-- Exercise aim --
Print the records below word for word, but leave out the pictures.

-- Records provided --
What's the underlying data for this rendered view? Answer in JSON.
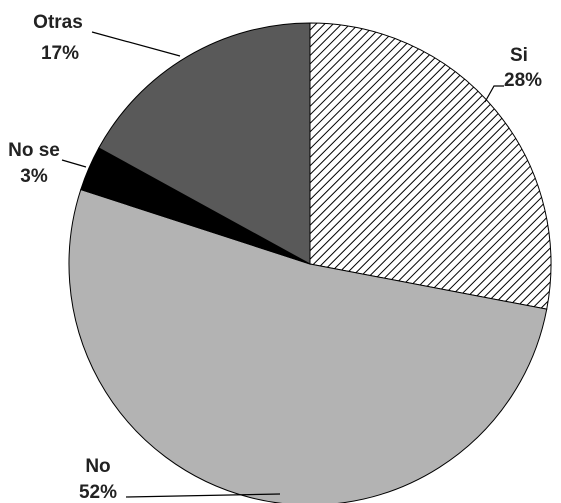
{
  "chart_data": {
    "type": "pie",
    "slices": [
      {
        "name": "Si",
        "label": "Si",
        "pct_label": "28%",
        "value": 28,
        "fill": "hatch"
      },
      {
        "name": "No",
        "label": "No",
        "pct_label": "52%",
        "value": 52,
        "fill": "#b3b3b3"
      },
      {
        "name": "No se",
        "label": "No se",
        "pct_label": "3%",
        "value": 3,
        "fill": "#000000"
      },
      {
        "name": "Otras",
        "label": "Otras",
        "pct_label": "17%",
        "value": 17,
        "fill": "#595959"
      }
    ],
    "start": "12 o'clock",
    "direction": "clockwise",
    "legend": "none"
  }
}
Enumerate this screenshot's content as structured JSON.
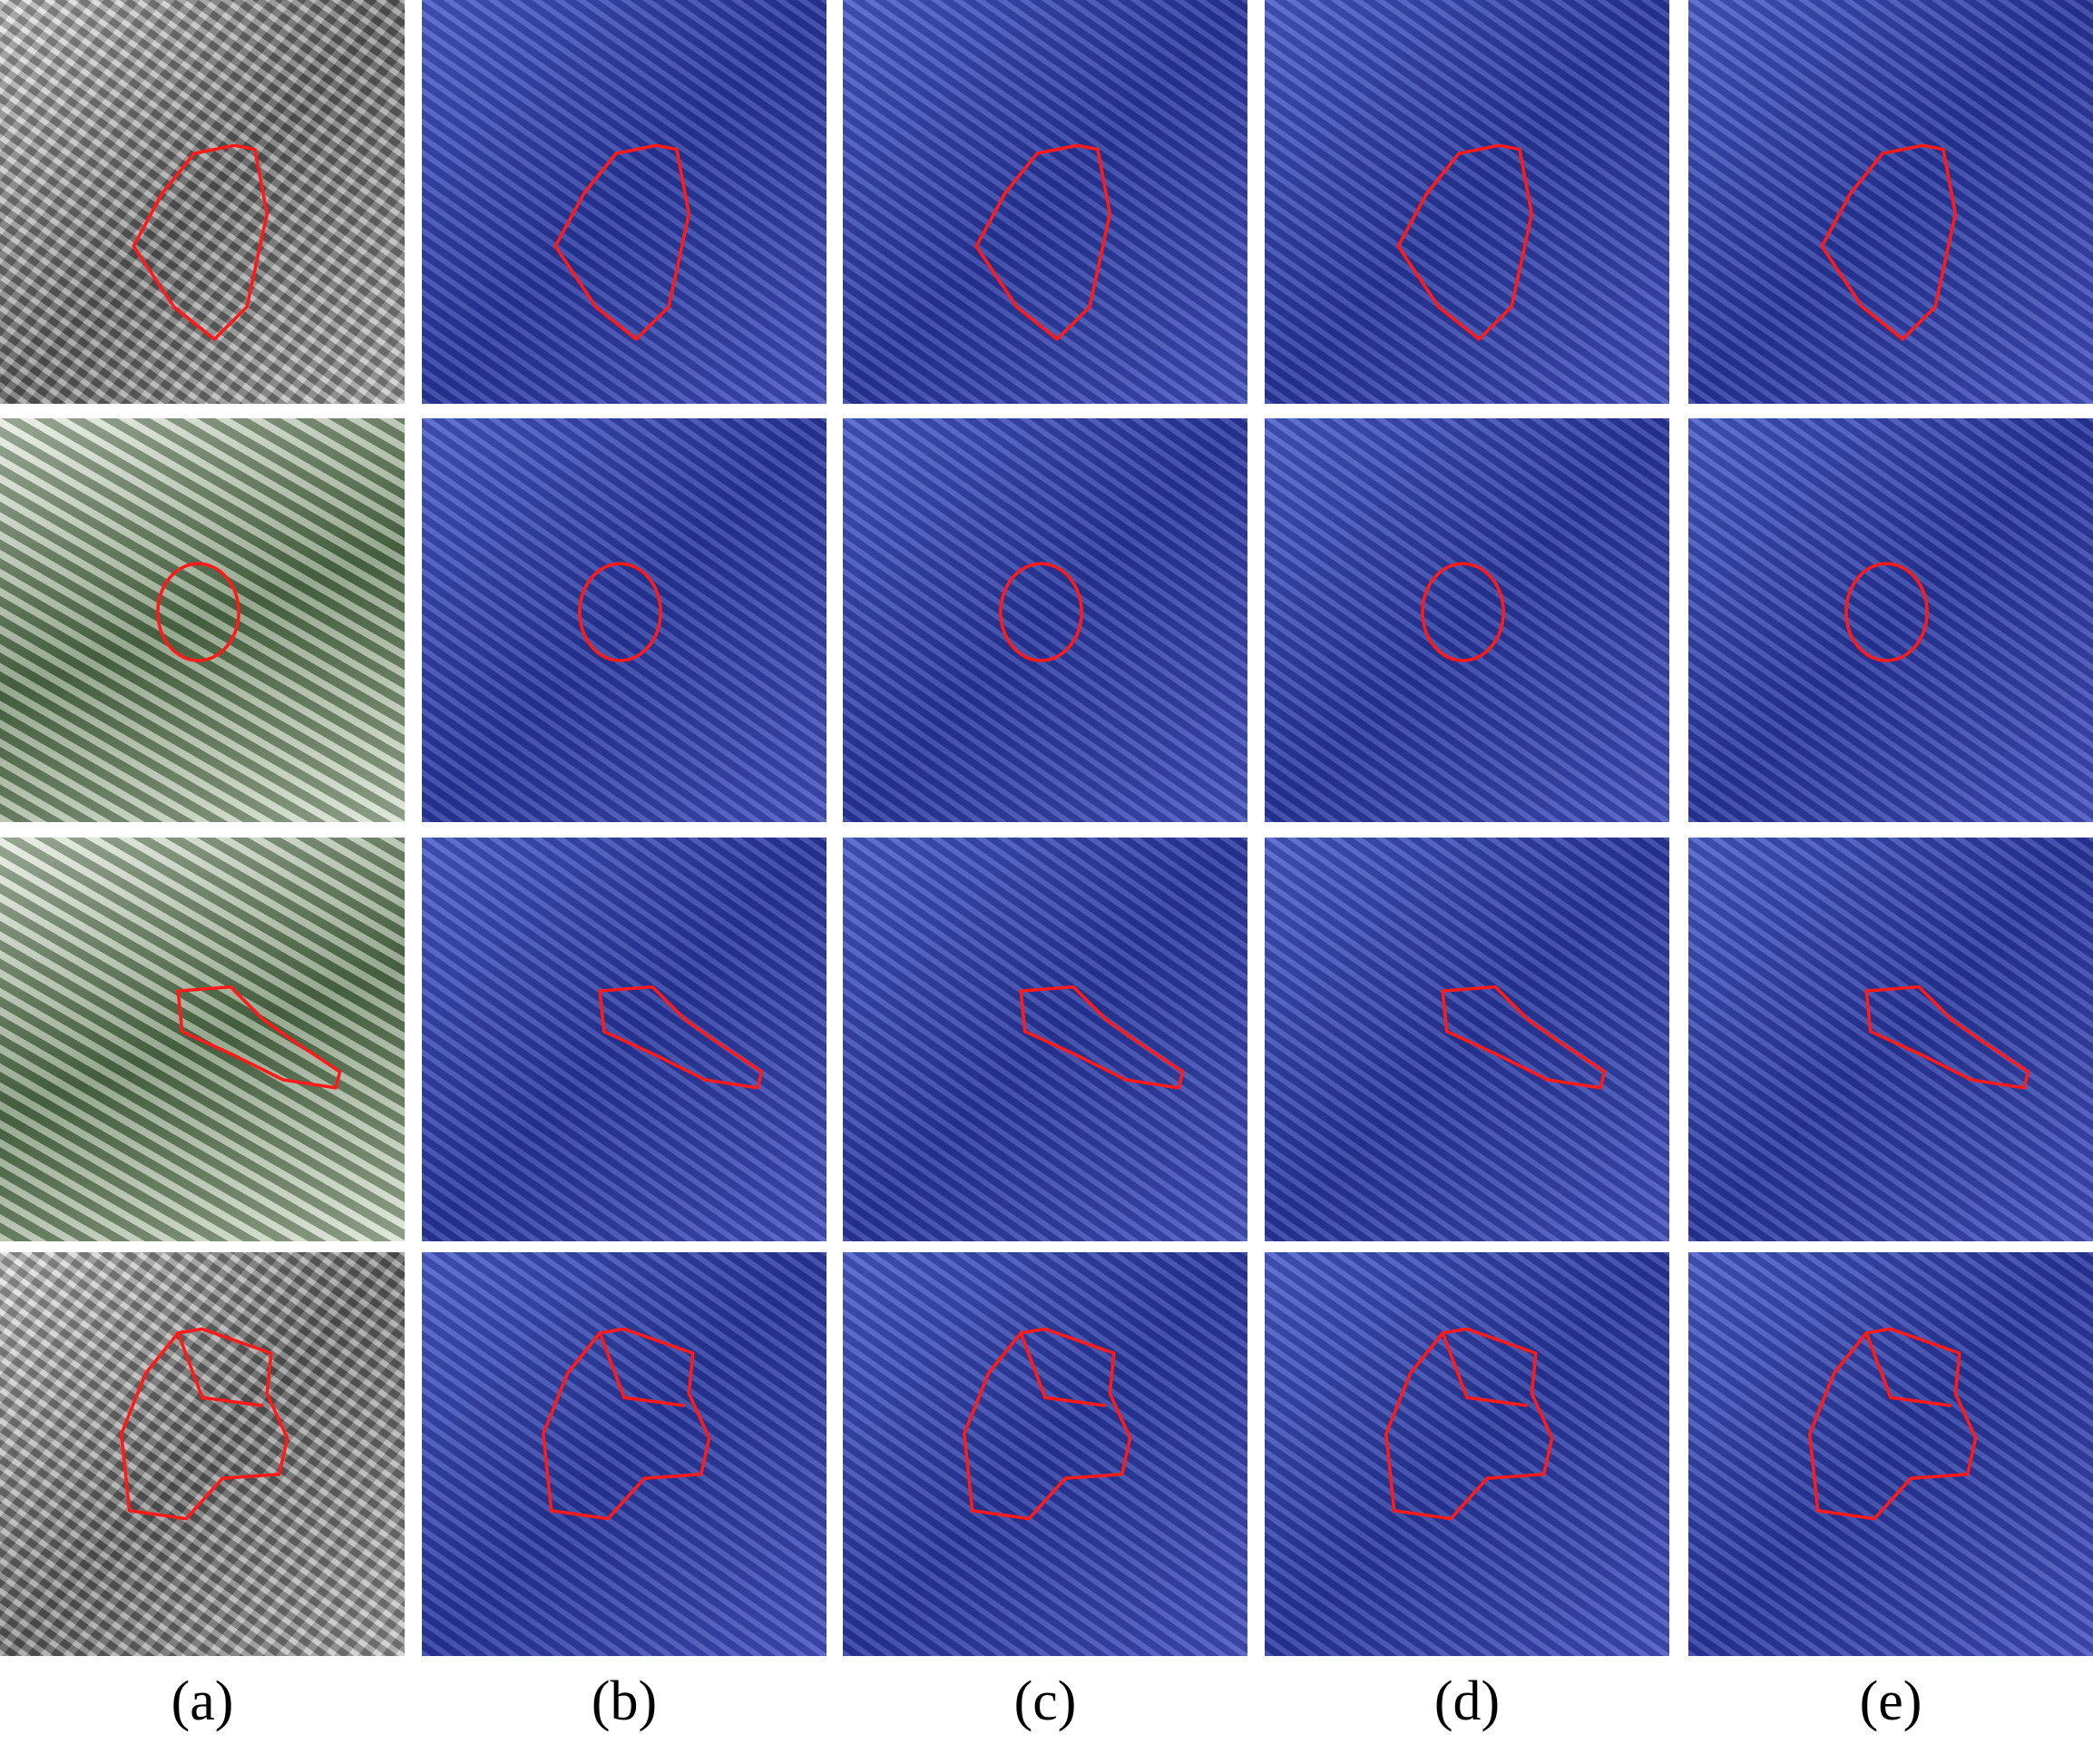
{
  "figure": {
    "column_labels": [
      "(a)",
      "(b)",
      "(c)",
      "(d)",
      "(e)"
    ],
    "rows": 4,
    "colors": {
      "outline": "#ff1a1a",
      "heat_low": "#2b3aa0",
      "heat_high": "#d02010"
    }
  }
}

-- The reply --
What's the underlying data for this rendered view? Answer in JSON.
{
  "chart_data": {
    "type": "pie",
    "slices": [
      {
        "name": "Si",
        "label": "Si",
        "pct_label": "28%",
        "value": 28,
        "fill": "hatch"
      },
      {
        "name": "No",
        "label": "No",
        "pct_label": "52%",
        "value": 52,
        "fill": "#b3b3b3"
      },
      {
        "name": "No se",
        "label": "No se",
        "pct_label": "3%",
        "value": 3,
        "fill": "#000000"
      },
      {
        "name": "Otras",
        "label": "Otras",
        "pct_label": "17%",
        "value": 17,
        "fill": "#595959"
      }
    ],
    "start": "12 o'clock",
    "direction": "clockwise",
    "legend": "none"
  }
}
Enumerate this screenshot's content as structured JSON.
{
  "figure": {
    "column_labels": [
      "(a)",
      "(b)",
      "(c)",
      "(d)",
      "(e)"
    ],
    "rows": 4,
    "colors": {
      "outline": "#ff1a1a",
      "heat_low": "#2b3aa0",
      "heat_high": "#d02010"
    }
  }
}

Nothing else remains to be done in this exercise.